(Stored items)
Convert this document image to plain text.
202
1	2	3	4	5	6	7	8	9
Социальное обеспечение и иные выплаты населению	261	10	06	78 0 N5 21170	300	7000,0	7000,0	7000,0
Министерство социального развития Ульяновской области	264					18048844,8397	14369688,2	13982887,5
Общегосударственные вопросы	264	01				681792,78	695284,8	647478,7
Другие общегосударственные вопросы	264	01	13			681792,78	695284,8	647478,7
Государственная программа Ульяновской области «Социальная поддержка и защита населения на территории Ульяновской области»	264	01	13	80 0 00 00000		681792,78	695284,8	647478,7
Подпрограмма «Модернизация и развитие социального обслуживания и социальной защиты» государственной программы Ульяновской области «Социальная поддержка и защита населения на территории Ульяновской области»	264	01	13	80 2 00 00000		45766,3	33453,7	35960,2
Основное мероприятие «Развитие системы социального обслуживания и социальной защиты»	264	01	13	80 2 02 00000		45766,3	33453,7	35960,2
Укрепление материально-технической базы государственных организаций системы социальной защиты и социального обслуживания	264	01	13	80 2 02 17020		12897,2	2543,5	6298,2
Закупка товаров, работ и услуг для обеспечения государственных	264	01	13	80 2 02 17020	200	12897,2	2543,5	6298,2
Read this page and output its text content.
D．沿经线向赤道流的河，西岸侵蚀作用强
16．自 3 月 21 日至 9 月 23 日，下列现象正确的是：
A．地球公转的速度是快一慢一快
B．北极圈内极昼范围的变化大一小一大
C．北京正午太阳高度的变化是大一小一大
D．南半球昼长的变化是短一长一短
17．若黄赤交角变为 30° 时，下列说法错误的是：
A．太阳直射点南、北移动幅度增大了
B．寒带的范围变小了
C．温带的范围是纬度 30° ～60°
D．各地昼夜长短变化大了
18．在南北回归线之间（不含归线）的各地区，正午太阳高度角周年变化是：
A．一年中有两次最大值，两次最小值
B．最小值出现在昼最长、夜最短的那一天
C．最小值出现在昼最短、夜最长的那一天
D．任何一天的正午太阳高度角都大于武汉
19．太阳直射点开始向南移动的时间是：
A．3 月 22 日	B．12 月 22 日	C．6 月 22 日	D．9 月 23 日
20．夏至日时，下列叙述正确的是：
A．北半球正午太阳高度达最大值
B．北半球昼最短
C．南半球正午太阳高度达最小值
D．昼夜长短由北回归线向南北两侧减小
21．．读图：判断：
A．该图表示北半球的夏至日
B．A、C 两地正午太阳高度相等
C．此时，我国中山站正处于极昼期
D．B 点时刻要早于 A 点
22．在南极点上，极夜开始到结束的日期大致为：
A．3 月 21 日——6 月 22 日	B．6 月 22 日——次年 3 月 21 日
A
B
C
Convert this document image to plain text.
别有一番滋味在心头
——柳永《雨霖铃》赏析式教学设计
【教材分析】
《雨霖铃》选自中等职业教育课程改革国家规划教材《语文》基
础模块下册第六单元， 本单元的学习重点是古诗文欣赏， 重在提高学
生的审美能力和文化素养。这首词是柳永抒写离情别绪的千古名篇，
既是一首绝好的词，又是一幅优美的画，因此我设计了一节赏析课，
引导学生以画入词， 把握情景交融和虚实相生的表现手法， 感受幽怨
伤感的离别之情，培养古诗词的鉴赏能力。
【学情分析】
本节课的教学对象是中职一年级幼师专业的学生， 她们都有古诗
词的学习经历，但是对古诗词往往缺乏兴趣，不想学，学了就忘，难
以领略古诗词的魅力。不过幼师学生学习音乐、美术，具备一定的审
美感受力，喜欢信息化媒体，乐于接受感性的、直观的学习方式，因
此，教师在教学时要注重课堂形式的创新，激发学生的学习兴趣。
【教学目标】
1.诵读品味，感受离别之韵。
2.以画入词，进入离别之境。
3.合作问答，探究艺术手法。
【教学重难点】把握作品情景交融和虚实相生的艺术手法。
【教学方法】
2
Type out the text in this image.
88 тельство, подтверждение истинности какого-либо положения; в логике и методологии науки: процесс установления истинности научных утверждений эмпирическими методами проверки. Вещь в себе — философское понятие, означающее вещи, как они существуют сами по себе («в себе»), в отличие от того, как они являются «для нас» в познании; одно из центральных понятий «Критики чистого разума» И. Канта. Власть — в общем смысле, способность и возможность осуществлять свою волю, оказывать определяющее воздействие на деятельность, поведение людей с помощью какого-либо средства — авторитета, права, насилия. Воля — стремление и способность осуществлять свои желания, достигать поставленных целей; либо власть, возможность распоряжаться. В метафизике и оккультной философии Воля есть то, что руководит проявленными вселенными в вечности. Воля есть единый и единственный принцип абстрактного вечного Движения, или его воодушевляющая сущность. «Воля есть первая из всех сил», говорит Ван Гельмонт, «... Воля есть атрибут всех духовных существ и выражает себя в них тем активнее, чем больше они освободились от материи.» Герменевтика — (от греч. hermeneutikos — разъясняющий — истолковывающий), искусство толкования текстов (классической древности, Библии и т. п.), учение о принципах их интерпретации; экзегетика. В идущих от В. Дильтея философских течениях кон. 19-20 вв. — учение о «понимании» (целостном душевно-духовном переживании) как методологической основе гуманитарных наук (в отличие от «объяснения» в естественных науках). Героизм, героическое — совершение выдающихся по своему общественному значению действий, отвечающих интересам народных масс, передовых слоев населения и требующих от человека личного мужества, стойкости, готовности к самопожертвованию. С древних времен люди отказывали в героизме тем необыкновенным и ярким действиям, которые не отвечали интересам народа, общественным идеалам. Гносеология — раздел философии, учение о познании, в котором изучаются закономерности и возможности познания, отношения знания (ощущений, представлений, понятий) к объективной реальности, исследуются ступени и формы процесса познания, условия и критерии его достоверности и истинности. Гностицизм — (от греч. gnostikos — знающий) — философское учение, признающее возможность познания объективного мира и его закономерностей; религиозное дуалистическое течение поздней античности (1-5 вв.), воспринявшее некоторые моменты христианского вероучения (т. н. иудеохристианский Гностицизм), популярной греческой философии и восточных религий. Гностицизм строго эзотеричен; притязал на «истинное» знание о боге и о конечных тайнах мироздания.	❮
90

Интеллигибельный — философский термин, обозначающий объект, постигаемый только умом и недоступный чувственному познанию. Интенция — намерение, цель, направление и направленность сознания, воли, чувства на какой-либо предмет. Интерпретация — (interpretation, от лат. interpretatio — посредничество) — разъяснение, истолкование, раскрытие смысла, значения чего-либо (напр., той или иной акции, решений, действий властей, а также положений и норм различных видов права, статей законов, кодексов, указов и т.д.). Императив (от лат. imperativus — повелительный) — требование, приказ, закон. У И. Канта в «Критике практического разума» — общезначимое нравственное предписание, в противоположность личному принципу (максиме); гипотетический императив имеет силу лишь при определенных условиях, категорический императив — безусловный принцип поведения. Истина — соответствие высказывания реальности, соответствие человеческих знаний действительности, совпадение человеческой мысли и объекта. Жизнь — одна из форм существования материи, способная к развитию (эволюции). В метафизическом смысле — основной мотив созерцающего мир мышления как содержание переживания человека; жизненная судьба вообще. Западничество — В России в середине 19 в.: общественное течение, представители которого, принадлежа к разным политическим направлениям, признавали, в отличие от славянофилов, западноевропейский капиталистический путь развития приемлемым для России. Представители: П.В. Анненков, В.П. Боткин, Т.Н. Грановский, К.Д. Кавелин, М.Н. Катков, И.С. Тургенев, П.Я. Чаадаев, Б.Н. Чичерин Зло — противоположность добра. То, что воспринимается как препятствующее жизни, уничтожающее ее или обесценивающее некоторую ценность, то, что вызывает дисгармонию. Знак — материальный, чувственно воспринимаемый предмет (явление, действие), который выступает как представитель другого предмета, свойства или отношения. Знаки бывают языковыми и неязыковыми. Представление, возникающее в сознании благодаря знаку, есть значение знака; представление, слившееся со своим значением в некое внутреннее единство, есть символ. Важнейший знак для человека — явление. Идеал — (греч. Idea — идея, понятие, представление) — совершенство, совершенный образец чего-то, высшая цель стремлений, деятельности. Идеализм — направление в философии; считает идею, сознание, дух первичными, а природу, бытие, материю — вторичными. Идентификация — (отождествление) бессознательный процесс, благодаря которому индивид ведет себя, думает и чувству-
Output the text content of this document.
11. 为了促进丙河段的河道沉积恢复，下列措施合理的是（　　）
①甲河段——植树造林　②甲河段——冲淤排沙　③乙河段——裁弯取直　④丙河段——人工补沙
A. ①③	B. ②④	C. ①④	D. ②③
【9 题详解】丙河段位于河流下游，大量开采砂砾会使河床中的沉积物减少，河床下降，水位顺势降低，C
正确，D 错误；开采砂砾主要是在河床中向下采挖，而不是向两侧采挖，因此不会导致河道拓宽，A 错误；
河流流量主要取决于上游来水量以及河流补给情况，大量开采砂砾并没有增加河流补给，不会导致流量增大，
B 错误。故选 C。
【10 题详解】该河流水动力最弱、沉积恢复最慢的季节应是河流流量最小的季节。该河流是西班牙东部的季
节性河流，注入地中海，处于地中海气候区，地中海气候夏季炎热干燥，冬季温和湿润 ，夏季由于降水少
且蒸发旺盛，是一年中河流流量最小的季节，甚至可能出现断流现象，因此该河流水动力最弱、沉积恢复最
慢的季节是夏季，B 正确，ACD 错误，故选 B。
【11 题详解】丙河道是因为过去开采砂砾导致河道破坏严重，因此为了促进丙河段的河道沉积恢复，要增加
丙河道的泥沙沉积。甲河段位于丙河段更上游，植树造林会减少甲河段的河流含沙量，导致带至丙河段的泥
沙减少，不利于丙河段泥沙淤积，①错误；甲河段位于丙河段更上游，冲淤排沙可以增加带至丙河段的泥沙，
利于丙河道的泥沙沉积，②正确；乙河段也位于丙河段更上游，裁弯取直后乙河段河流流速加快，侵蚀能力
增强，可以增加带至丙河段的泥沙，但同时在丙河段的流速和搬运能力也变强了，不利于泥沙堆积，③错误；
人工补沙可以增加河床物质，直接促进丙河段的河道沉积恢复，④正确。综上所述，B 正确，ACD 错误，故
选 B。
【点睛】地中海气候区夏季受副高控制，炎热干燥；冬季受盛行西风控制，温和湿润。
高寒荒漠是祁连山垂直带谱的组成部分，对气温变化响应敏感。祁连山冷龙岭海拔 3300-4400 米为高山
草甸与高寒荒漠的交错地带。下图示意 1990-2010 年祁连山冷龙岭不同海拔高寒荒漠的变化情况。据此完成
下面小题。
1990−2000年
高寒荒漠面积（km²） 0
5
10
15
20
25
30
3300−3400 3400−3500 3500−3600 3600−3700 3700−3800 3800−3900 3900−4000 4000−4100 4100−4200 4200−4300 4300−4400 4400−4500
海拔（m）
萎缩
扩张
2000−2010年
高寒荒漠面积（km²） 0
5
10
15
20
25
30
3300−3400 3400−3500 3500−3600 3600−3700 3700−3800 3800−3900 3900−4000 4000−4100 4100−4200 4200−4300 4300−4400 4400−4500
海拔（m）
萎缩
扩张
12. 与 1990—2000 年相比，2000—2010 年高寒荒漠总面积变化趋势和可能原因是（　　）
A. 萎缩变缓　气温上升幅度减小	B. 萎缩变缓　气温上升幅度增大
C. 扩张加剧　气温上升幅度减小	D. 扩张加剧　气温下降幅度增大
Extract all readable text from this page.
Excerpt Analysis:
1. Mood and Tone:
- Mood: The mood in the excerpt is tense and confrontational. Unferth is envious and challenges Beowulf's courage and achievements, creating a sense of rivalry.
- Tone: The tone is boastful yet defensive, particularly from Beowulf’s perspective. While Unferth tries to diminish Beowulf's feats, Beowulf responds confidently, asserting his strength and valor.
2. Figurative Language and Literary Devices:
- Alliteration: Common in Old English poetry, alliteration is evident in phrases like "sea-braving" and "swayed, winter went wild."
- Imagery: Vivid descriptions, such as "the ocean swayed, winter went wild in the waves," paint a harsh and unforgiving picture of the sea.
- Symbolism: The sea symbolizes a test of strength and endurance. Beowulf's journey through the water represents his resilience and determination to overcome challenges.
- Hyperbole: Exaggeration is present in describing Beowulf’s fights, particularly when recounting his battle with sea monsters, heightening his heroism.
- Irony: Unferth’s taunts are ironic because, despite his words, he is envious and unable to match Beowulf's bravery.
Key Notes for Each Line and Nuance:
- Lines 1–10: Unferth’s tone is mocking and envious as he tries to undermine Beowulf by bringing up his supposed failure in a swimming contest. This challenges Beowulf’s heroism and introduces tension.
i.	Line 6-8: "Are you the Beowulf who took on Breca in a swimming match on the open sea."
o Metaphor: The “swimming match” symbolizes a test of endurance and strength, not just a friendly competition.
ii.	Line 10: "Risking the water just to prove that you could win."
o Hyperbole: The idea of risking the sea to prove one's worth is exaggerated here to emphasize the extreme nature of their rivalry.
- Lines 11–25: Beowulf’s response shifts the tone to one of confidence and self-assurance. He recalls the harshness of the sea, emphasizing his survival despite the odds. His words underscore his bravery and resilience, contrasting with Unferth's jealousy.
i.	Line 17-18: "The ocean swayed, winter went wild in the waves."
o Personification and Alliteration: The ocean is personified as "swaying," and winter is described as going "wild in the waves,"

Goal of the exercise:
Give only the number of lines that include the word "социального".

Solution for this task:
4